• Exercise goal
Transcribe every entry word for word. Skip the pictures.

• Provided records

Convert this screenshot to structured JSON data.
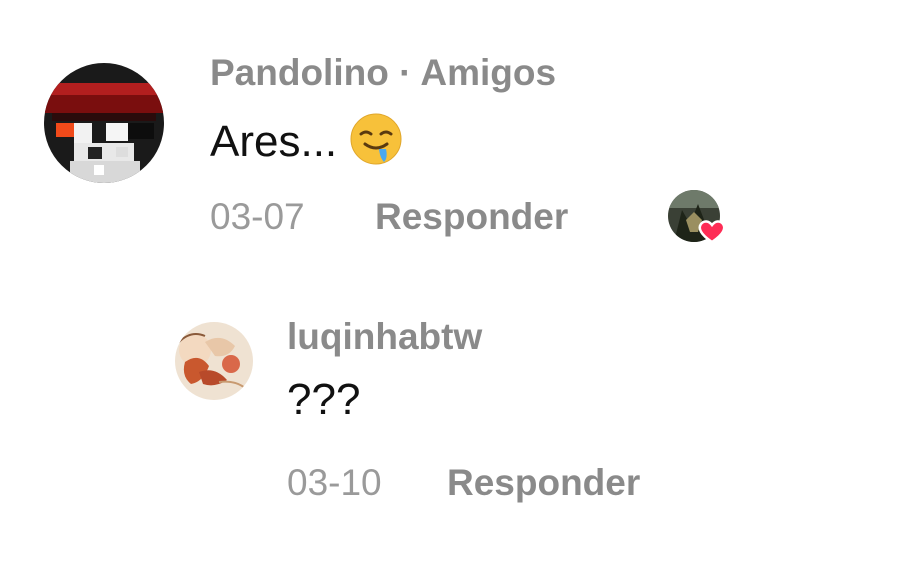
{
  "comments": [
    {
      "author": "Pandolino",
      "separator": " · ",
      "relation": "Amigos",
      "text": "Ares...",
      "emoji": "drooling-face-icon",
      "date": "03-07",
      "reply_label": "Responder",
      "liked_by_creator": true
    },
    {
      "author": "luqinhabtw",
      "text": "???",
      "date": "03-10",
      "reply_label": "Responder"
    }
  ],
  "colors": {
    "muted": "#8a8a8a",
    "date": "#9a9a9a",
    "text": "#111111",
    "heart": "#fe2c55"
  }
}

• Answer to this task
Convert this screenshot to structured JSON data.
{
  "comments": [
    {
      "author": "Pandolino",
      "separator": " · ",
      "relation": "Amigos",
      "text": "Ares...",
      "emoji": "drooling-face-icon",
      "date": "03-07",
      "reply_label": "Responder",
      "liked_by_creator": true
    },
    {
      "author": "luqinhabtw",
      "text": "???",
      "date": "03-10",
      "reply_label": "Responder"
    }
  ],
  "colors": {
    "muted": "#8a8a8a",
    "date": "#9a9a9a",
    "text": "#111111",
    "heart": "#fe2c55"
  }
}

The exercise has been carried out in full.